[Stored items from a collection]
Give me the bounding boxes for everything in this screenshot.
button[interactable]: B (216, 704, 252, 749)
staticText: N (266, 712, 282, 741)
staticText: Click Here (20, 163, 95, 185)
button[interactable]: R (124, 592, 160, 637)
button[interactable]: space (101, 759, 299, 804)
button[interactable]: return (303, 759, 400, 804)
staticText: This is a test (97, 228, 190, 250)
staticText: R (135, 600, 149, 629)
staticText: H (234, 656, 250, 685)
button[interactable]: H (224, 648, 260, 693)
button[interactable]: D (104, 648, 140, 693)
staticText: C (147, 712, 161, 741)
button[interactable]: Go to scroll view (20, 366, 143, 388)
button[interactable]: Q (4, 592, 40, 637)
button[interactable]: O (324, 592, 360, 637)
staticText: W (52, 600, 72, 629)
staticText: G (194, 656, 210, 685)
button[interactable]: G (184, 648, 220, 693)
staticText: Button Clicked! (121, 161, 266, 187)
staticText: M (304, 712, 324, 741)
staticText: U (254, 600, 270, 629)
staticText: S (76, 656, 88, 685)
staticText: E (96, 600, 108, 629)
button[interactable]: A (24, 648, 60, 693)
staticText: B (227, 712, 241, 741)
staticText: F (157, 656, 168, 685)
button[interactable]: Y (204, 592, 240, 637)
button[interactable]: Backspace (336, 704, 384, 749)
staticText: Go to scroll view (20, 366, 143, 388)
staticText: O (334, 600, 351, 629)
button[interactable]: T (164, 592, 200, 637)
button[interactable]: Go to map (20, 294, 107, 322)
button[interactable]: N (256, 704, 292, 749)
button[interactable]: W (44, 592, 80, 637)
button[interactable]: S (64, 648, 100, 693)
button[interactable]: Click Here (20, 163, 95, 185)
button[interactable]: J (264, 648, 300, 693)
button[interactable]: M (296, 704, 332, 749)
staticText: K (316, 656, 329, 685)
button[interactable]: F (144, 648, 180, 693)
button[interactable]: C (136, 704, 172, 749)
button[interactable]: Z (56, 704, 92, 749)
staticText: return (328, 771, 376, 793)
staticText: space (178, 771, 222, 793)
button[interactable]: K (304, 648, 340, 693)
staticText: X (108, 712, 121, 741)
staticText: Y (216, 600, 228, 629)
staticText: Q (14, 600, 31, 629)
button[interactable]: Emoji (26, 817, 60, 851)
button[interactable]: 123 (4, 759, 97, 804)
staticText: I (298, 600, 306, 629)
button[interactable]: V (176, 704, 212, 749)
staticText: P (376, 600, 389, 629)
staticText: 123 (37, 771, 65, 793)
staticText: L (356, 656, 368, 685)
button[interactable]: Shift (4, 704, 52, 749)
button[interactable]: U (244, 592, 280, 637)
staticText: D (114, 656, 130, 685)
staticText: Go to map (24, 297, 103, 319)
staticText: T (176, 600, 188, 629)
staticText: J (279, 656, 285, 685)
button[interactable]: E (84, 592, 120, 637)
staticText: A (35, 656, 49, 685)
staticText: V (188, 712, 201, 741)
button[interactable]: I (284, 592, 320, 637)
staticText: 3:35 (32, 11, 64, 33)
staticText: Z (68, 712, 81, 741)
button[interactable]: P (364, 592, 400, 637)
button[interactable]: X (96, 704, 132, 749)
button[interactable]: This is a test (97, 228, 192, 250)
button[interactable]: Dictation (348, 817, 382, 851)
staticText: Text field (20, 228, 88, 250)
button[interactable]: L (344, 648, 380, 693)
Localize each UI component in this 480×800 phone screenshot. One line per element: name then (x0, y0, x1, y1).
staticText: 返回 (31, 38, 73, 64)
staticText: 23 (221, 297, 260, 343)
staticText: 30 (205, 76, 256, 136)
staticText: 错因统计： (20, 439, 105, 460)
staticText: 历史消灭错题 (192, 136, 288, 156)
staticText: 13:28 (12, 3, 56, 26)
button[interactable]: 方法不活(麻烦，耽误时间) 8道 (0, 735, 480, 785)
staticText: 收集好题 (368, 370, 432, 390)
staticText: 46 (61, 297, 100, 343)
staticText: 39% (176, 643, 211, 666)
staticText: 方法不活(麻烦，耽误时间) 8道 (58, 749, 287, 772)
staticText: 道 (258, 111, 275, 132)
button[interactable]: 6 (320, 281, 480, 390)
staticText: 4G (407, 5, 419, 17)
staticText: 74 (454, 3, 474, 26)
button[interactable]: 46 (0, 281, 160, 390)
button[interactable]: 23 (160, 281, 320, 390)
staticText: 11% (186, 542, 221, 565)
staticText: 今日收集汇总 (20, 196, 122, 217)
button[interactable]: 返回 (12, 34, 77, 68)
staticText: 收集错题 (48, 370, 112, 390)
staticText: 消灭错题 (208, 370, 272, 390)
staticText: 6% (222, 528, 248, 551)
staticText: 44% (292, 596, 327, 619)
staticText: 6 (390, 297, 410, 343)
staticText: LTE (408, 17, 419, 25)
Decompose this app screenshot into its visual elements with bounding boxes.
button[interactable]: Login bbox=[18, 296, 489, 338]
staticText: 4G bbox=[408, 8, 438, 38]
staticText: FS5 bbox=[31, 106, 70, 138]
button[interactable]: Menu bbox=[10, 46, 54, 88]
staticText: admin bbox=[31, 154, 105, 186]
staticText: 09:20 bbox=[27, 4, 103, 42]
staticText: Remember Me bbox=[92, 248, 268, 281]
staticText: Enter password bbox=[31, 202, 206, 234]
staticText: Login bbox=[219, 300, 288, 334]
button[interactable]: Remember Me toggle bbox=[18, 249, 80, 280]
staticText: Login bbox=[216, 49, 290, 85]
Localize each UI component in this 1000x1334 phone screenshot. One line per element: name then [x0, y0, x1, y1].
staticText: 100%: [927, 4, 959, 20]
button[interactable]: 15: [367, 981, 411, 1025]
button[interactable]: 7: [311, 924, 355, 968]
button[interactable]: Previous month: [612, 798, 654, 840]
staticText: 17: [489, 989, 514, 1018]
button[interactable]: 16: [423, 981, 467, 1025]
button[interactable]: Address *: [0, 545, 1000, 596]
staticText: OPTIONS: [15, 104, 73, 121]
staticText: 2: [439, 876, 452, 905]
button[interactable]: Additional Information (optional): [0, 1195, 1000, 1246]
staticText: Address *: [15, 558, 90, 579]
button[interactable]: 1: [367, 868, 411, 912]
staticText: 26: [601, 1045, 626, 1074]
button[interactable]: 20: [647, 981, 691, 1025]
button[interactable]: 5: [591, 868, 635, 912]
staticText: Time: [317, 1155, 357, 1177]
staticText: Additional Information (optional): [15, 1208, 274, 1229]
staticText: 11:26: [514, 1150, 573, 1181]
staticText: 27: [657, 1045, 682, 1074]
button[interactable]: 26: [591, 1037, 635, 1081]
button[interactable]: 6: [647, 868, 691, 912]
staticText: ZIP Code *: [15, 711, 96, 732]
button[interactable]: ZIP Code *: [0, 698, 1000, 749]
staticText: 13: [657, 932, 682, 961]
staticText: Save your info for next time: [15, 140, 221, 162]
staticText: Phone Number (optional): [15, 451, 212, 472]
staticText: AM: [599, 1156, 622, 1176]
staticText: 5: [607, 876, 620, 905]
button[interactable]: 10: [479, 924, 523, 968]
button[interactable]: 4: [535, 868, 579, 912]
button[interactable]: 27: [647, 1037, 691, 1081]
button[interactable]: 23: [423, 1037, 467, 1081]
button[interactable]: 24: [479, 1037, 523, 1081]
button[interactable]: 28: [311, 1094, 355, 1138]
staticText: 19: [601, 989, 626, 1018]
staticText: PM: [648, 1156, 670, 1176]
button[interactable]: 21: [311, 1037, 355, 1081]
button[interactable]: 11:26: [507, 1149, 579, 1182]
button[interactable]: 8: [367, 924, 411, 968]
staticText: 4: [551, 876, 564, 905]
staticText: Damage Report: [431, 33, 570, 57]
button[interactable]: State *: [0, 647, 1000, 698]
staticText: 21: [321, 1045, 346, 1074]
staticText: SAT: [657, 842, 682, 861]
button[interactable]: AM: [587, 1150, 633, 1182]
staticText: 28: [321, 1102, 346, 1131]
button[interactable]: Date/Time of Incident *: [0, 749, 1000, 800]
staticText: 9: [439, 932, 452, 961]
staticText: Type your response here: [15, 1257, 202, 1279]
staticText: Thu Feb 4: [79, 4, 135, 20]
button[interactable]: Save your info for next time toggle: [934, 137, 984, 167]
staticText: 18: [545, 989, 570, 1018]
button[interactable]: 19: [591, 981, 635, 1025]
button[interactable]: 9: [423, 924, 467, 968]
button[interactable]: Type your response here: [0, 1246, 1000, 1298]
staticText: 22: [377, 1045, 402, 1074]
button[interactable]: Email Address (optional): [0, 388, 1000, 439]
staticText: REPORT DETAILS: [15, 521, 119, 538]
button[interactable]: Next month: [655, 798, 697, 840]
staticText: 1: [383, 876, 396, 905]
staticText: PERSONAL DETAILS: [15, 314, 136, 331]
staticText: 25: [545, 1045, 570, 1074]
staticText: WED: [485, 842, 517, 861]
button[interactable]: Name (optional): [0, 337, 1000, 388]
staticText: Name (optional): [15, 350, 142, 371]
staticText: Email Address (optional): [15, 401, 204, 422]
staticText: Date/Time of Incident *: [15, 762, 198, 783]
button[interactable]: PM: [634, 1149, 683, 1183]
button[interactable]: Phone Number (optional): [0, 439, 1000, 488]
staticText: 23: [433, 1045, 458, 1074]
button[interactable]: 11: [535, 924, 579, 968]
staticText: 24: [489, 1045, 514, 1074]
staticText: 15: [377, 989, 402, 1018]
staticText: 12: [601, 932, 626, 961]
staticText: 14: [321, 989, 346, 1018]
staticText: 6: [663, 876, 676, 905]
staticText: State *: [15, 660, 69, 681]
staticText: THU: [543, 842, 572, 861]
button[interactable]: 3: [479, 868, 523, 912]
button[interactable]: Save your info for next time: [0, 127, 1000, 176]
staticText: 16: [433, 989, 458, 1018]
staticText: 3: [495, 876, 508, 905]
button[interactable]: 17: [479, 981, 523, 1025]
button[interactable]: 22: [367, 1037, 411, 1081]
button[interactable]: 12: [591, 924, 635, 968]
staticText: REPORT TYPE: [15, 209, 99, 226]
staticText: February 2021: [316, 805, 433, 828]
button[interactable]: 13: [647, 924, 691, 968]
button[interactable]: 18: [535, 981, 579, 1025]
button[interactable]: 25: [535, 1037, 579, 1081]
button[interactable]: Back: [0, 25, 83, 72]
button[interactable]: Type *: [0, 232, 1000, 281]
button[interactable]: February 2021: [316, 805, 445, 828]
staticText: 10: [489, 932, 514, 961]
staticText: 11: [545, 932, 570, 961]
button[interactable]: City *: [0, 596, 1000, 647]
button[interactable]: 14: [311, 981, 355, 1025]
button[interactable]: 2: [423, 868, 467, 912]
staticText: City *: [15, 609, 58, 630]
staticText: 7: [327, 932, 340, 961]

# WRITTEN EXERCISE
Reproduce the stretch from the start of the records through the line that contains "staticText: R (135, 600, 149, 629)", copying every line verbatim.

# RESPONSE TO THIS TASK
Give me the bounding boxes for everything in this screenshot.
button[interactable]: B (216, 704, 252, 749)
staticText: N (266, 712, 282, 741)
staticText: Click Here (20, 163, 95, 185)
button[interactable]: R (124, 592, 160, 637)
button[interactable]: space (101, 759, 299, 804)
button[interactable]: return (303, 759, 400, 804)
staticText: This is a test (97, 228, 190, 250)
staticText: R (135, 600, 149, 629)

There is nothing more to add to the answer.